Items from a data source:
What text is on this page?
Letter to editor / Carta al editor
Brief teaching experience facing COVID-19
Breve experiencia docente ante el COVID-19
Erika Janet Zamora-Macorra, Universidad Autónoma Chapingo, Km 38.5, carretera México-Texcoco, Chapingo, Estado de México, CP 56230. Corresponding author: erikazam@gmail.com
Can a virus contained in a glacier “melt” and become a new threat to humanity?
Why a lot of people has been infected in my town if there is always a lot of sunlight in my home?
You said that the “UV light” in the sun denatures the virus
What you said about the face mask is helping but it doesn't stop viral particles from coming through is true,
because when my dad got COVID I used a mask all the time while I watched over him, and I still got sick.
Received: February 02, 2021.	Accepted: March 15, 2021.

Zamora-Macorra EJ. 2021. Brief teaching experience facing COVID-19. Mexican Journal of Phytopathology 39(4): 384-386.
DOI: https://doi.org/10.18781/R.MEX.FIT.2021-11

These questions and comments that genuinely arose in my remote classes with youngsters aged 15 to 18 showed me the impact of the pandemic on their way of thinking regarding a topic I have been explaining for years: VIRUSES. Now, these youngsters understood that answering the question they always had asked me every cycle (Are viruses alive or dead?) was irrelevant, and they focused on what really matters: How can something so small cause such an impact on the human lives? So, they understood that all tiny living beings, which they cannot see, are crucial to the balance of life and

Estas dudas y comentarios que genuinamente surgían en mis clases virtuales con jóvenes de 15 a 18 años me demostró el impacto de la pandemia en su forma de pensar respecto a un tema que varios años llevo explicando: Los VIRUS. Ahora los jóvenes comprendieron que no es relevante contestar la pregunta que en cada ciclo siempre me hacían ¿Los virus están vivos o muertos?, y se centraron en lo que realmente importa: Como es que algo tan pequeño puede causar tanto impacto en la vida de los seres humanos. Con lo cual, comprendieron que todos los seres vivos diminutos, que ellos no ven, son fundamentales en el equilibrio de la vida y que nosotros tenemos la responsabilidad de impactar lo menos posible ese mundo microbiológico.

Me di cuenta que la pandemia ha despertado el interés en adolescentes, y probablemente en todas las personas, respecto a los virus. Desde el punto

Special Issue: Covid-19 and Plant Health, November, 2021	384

---

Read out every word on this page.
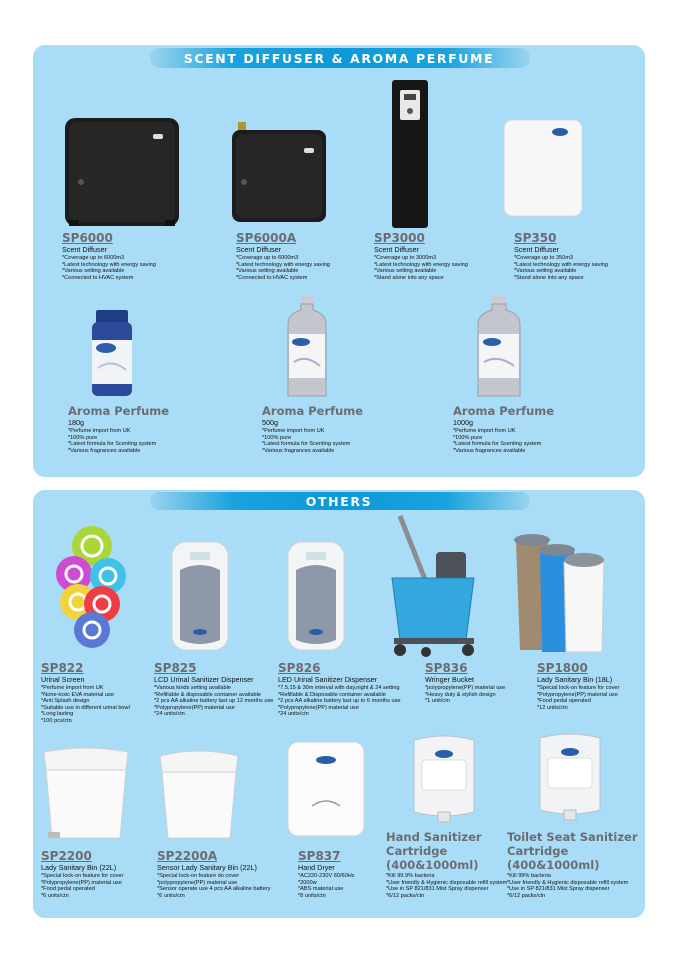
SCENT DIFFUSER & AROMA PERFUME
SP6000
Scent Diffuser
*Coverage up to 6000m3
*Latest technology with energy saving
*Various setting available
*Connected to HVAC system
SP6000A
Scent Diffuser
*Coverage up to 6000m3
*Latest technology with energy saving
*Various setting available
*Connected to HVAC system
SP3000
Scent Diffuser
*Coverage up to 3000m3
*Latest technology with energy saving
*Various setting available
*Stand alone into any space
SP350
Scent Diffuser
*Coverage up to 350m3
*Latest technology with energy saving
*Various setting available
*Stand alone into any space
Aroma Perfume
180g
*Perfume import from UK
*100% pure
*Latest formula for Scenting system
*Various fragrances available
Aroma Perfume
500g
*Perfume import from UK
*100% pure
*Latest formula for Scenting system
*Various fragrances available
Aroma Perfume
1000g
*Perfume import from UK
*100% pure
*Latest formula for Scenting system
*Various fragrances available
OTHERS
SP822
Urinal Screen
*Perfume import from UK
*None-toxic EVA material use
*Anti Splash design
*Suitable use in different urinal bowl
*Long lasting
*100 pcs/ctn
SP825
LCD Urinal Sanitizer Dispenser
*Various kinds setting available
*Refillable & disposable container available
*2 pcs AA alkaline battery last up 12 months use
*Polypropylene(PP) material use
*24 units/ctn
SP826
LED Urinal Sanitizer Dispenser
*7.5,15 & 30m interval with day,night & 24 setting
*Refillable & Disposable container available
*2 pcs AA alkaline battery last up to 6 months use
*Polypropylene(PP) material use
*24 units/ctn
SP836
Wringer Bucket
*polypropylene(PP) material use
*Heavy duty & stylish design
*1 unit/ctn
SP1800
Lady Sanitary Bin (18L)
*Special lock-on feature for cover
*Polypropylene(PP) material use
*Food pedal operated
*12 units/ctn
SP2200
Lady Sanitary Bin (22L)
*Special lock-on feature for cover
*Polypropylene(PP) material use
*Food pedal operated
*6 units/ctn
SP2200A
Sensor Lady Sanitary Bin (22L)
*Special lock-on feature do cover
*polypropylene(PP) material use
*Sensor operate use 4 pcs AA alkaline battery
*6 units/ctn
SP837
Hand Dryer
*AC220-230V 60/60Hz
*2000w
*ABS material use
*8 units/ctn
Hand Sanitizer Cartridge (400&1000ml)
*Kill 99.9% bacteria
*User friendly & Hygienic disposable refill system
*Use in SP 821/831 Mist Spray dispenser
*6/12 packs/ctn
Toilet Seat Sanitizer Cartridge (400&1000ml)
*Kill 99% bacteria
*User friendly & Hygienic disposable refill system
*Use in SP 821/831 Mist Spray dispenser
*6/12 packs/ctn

**Task goal:** Please give the number of lines in the entries above that hold "experience", with no other words.

**Your solution:** 2